Take each line containing the word "JSON" and copy it.

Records
──────────────────────────────
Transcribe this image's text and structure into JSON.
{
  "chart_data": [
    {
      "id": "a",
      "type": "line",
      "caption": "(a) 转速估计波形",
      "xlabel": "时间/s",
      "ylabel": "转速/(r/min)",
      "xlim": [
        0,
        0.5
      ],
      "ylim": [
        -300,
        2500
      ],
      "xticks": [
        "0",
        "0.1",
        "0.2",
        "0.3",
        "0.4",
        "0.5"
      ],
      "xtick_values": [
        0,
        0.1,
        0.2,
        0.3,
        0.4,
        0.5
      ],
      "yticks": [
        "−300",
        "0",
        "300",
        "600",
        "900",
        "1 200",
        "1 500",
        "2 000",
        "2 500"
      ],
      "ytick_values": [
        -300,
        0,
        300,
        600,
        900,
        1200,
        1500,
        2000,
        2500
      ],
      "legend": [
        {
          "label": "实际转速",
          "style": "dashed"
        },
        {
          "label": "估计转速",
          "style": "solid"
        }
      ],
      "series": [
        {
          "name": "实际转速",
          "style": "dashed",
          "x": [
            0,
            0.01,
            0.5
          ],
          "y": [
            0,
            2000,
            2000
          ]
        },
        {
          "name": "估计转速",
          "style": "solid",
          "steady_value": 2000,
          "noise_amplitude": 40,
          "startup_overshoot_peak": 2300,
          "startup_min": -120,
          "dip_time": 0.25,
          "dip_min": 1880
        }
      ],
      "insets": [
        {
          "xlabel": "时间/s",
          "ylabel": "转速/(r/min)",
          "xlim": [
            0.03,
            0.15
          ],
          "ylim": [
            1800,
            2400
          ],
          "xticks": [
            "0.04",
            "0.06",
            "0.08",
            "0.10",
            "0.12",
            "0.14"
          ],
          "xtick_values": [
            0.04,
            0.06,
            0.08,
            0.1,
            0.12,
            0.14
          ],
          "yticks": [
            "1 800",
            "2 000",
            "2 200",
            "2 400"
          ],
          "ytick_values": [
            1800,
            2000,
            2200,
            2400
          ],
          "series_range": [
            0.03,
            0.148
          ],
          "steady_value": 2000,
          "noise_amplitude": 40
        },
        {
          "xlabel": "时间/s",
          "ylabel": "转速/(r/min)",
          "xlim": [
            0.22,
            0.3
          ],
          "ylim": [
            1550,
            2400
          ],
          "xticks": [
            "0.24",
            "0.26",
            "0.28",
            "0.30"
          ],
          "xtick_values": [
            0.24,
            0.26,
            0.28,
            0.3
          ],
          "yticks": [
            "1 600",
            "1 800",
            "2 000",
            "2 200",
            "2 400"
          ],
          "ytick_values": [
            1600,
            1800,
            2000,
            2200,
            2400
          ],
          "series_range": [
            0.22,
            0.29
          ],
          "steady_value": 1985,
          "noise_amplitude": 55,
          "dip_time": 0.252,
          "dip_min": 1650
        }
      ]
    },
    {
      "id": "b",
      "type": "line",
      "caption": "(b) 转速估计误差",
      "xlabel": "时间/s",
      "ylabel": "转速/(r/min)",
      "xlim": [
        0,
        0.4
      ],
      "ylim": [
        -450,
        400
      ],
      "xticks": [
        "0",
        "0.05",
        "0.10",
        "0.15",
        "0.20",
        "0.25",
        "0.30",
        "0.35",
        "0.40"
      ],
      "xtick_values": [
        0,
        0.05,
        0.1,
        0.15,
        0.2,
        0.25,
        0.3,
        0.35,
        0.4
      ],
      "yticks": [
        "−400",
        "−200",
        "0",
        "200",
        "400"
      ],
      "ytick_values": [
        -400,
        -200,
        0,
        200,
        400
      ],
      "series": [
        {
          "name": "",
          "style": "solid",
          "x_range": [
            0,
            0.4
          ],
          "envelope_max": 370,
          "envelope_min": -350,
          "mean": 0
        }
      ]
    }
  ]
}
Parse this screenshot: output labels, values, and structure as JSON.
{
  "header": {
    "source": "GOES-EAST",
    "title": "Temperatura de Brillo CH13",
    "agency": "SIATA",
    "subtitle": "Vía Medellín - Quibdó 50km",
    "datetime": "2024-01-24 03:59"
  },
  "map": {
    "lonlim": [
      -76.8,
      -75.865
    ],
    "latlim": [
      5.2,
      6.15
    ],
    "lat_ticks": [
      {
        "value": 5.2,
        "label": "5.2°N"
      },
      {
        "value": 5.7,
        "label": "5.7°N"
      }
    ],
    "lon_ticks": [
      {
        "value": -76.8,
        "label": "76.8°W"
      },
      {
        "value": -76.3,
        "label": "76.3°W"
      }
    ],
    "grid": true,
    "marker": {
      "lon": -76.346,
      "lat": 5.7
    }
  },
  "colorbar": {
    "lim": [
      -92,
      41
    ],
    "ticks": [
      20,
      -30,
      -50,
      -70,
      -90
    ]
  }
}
──────────────────────────────
## Task answer
Transcribe this image's text and structure into JSON.
Parse this screenshot: output labels, values, and structure as JSON.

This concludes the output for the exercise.